AIM OF THE EXERCISE - Reproduce the records below exactly, leaving out any pictures.
○ ○ ○
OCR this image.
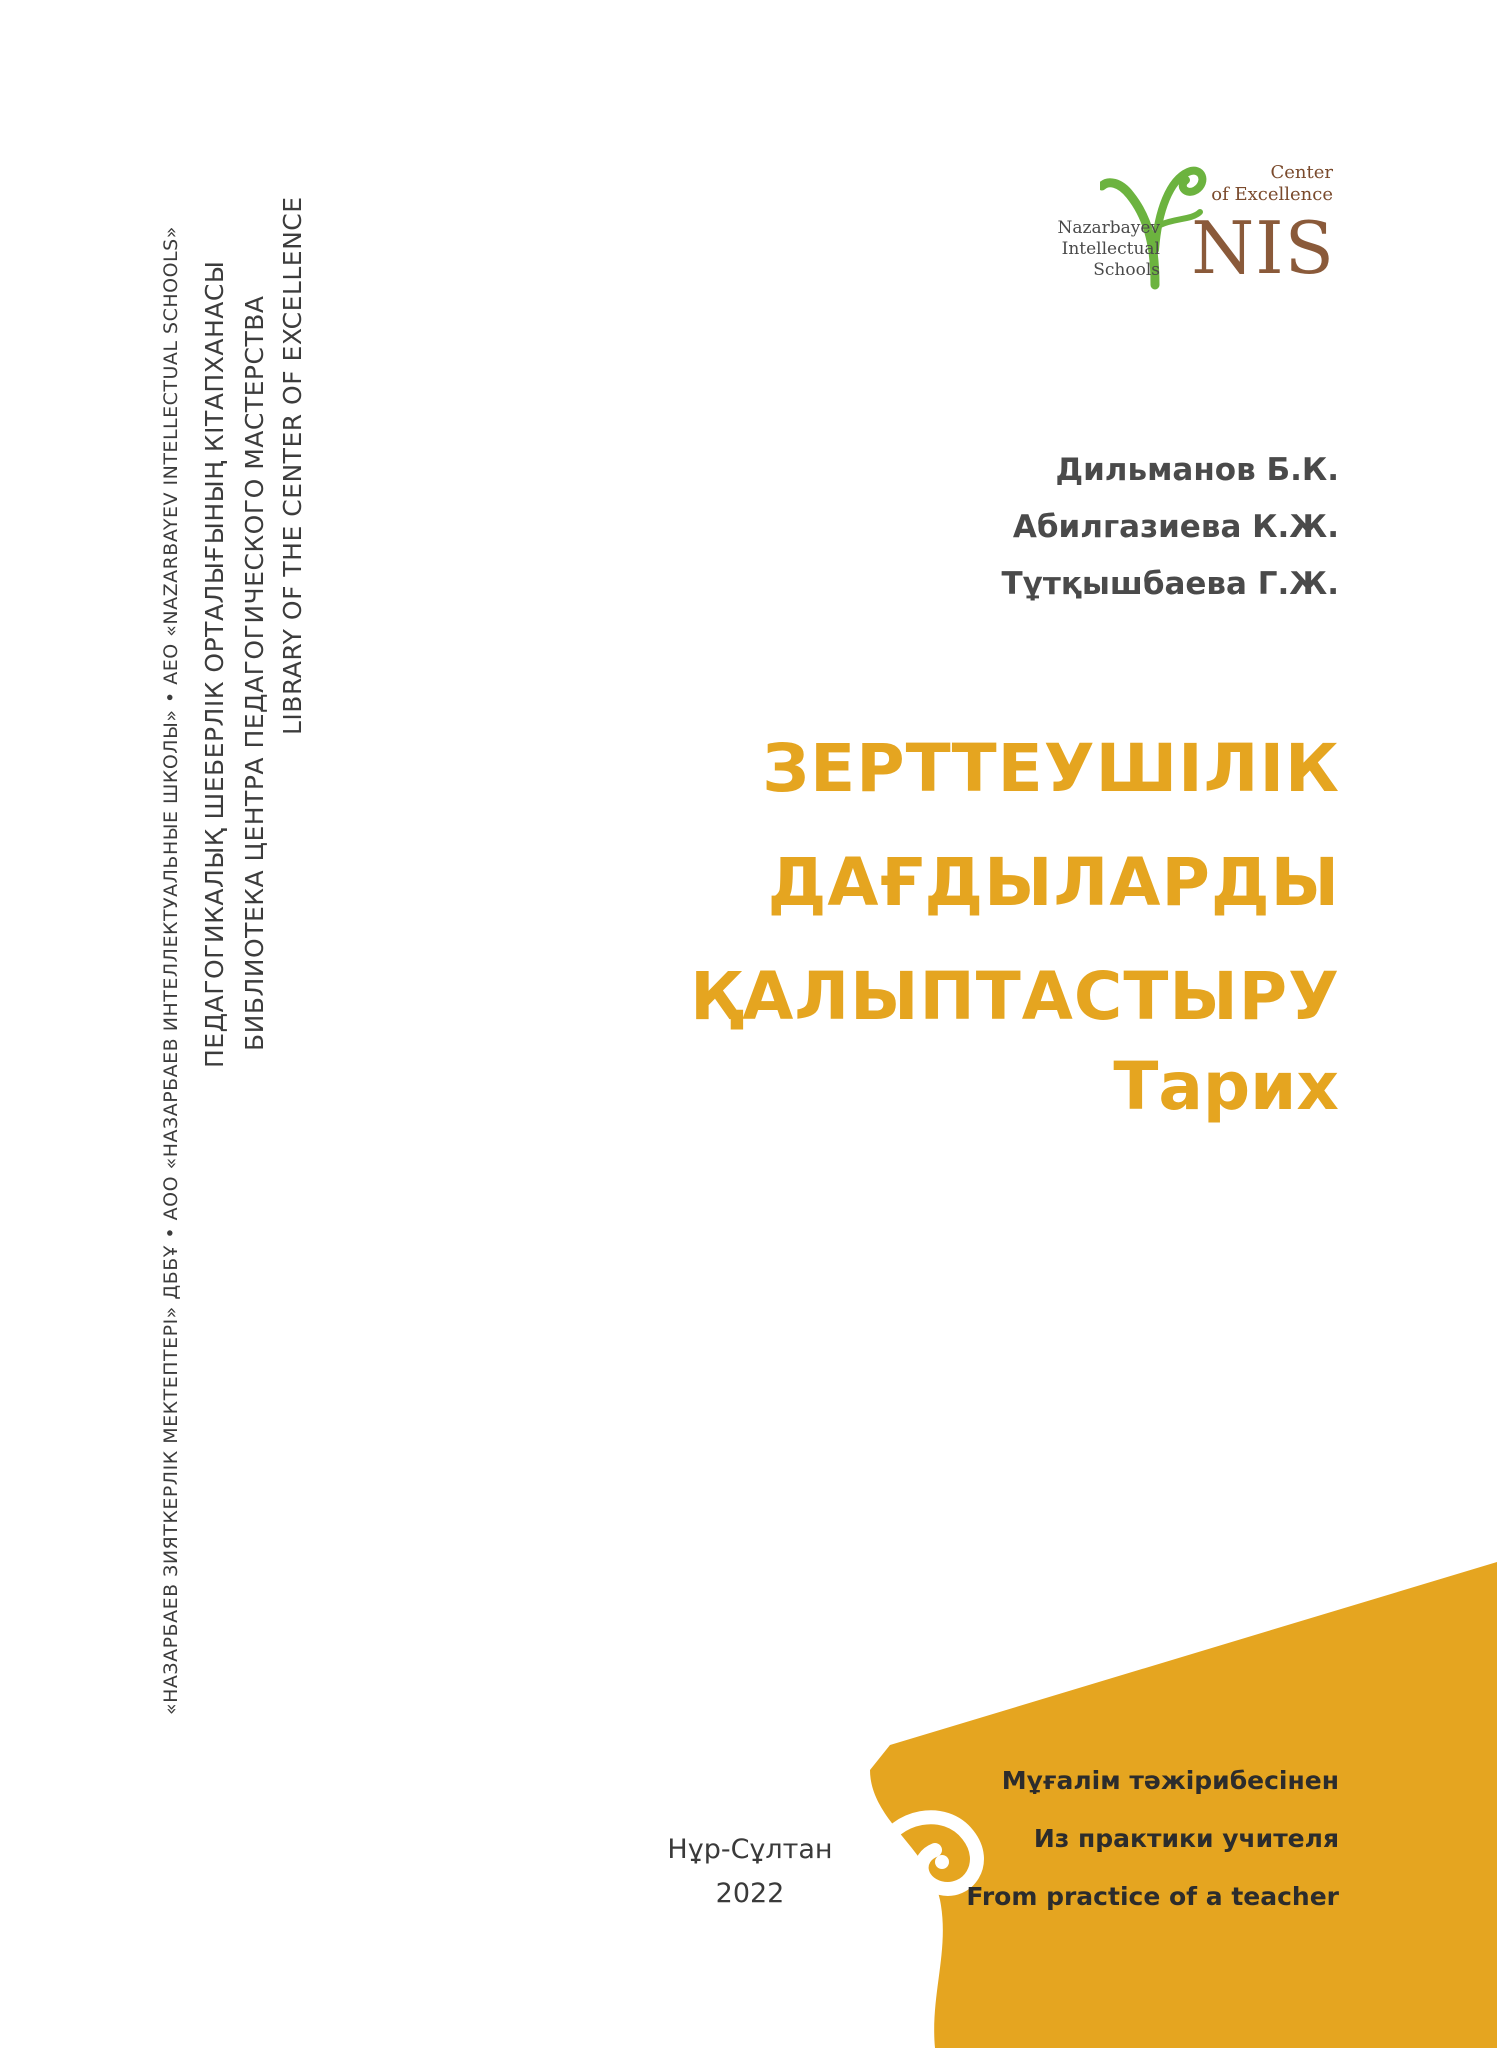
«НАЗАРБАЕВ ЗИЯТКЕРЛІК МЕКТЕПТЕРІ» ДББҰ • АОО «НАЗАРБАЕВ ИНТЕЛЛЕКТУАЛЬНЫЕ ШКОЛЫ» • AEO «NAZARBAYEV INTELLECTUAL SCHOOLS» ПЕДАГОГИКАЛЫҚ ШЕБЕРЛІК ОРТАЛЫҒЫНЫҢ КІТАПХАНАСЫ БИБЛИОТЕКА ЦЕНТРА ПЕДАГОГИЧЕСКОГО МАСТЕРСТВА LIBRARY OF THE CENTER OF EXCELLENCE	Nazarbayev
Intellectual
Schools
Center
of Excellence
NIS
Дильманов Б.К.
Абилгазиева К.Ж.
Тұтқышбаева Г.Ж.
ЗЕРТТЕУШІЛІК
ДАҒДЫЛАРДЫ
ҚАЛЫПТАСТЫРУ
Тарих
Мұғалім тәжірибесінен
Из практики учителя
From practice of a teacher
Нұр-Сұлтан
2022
○ ○ ○
OUTPUT OF THE TASK -
OCR this image.
«НАЗАРБАЕВ ЗИЯТКЕРЛІК МЕКТЕПТЕРІ» ДББҰ • АОО «НАЗАРБАЕВ ИНТЕЛЛЕКТУАЛЬНЫЕ ШКОЛЫ» • AEO «NAZARBAYEV INTELLECTUAL SCHOOLS» ПЕДАГОГИКАЛЫҚ ШЕБЕРЛІК ОРТАЛЫҒЫНЫҢ КІТАПХАНАСЫ БИБЛИОТЕКА ЦЕНТРА ПЕДАГОГИЧЕСКОГО МАСТЕРСТВА LIBRARY OF THE CENTER OF EXCELLENCE	Nazarbayev
Intellectual
Schools
Center
of Excellence
NIS
Дильманов Б.К.
Абилгазиева К.Ж.
Тұтқышбаева Г.Ж.
ЗЕРТТЕУШІЛІК
ДАҒДЫЛАРДЫ
ҚАЛЫПТАСТЫРУ
Тарих
Мұғалім тәжірибесінен
Из практики учителя
From practice of a teacher
Нұр-Сұлтан
2022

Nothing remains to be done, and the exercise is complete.